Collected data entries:
□ □ □ □ □

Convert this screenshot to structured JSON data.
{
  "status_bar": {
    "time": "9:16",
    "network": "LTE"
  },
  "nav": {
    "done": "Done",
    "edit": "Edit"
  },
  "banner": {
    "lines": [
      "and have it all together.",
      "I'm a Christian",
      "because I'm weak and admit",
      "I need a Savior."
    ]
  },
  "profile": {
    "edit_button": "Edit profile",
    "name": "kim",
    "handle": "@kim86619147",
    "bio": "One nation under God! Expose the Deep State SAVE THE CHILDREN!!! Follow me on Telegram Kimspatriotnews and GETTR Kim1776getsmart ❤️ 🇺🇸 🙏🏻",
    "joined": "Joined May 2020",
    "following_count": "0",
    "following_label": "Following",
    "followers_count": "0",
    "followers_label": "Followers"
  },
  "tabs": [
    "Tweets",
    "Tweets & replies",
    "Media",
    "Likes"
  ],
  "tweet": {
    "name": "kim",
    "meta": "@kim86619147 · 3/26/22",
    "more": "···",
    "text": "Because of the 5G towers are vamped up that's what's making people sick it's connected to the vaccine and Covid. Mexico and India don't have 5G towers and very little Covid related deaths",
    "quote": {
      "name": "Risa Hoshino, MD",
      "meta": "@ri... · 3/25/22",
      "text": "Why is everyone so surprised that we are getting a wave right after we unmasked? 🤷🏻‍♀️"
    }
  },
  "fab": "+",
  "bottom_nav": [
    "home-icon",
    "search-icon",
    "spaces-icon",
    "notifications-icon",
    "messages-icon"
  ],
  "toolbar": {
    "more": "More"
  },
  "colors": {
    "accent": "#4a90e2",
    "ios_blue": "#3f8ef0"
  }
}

□ □ □ □ □

# CHALLENGE
Each line of the material should be duplicated exactly, please.

# SOLVED EXERCISE
Convert this screenshot to structured JSON data.
{
  "status_bar": {
    "time": "9:16",
    "network": "LTE"
  },
  "nav": {
    "done": "Done",
    "edit": "Edit"
  },
  "banner": {
    "lines": [
      "and have it all together.",
      "I'm a Christian",
      "because I'm weak and admit",
      "I need a Savior."
    ]
  },
  "profile": {
    "edit_button": "Edit profile",
    "name": "kim",
    "handle": "@kim86619147",
    "bio": "One nation under God! Expose the Deep State SAVE THE CHILDREN!!! Follow me on Telegram Kimspatriotnews and GETTR Kim1776getsmart ❤️ 🇺🇸 🙏🏻",
    "joined": "Joined May 2020",
    "following_count": "0",
    "following_label": "Following",
    "followers_count": "0",
    "followers_label": "Followers"
  },
  "tabs": [
    "Tweets",
    "Tweets & replies",
    "Media",
    "Likes"
  ],
  "tweet": {
    "name": "kim",
    "meta": "@kim86619147 · 3/26/22",
    "more": "···",
    "text": "Because of the 5G towers are vamped up that's what's making people sick it's connected to the vaccine and Covid. Mexico and India don't have 5G towers and very little Covid related deaths",
    "quote": {
      "name": "Risa Hoshino, MD",
      "meta": "@ri... · 3/25/22",
      "text": "Why is everyone so surprised that we are getting a wave right after we unmasked? 🤷🏻‍♀️"
    }
  },
  "fab": "+",
  "bottom_nav": [
    "home-icon",
    "search-icon",
    "spaces-icon",
    "notifications-icon",
    "messages-icon"
  ],
  "toolbar": {
    "more": "More"
  },
  "colors": {
    "accent": "#4a90e2",
    "ios_blue": "#3f8ef0"
  }
}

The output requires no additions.